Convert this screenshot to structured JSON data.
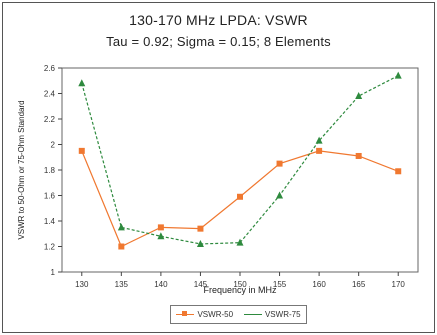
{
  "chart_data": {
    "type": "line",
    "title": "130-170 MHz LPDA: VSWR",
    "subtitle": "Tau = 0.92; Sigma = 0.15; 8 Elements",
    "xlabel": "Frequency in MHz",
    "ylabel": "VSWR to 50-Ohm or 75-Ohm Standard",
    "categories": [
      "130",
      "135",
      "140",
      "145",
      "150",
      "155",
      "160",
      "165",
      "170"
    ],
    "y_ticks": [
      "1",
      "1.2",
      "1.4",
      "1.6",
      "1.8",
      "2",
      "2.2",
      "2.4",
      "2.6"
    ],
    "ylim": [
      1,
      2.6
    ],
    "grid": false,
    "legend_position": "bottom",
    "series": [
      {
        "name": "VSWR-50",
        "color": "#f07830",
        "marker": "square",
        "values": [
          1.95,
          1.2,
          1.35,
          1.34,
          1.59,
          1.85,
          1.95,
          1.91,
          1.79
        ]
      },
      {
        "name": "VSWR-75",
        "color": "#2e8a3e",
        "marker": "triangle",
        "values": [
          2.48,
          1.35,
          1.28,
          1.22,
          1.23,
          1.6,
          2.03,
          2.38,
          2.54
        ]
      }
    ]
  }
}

_ _ _ _ _

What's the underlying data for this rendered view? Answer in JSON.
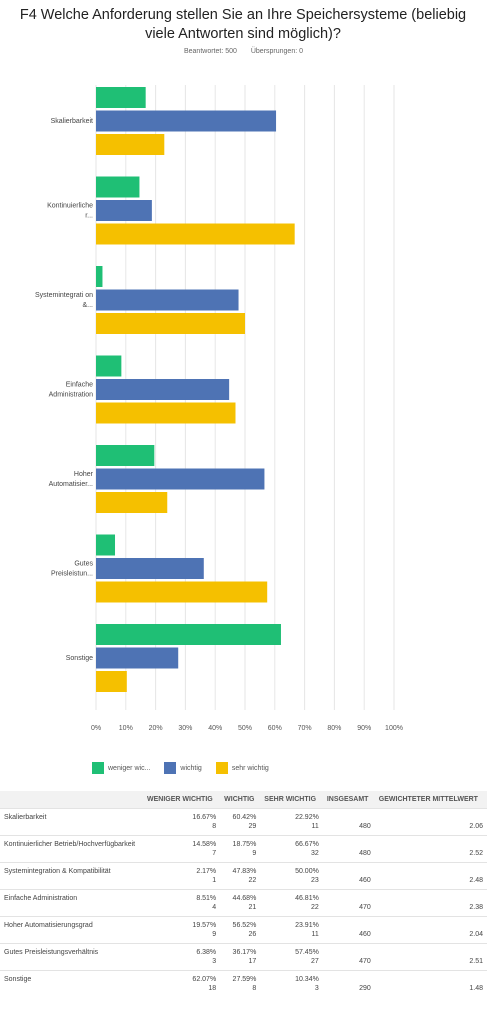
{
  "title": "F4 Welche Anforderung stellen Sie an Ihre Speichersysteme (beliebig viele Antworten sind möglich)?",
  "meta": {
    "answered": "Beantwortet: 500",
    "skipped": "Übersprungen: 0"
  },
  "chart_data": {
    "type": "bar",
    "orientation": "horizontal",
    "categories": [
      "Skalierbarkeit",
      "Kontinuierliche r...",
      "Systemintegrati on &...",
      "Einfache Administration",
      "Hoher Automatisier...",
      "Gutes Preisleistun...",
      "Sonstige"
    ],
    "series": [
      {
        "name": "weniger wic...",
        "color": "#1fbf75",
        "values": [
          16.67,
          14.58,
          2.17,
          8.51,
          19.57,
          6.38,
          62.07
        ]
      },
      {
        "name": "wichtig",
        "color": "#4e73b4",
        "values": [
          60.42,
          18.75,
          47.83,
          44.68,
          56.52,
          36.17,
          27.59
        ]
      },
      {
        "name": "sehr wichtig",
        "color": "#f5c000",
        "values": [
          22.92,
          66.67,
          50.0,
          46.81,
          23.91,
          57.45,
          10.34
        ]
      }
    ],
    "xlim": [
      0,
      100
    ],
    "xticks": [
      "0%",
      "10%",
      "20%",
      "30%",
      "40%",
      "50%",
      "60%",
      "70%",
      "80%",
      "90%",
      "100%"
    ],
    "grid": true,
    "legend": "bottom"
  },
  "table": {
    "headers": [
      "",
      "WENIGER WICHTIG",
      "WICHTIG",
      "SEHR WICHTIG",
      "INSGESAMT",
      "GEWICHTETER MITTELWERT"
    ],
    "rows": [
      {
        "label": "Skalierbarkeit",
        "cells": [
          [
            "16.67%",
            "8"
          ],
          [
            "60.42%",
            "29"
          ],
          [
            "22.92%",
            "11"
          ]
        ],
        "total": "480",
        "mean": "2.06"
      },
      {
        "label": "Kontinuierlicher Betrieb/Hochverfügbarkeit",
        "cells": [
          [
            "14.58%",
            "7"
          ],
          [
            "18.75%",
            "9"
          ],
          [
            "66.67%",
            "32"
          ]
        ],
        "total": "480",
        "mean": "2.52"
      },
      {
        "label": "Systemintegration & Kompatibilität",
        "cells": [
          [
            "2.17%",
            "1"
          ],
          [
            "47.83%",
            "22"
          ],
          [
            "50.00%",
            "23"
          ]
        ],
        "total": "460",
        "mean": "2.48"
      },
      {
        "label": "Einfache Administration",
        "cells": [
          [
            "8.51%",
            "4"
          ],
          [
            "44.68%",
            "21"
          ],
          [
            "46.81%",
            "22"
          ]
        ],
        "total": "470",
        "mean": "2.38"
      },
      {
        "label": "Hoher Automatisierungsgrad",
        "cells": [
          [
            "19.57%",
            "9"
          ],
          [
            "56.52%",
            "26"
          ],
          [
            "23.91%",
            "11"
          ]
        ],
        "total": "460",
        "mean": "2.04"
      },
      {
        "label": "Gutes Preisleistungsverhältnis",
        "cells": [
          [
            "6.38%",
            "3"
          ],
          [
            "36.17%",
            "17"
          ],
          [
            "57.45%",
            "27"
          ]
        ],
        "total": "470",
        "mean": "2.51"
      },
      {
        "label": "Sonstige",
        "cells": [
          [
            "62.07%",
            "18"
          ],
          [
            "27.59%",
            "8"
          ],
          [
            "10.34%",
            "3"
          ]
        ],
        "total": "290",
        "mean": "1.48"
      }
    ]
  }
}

_ _ _ _ _

### [TASK DETAILS]
Extract lines where the string "color" occurs.

### [EXERCISE OUTPUT]
        "color": "#f07830",
        "color": "#2e8a3e",
        "color": "#1fbf75",
        "color": "#4e73b4",
        "color": "#f5c000",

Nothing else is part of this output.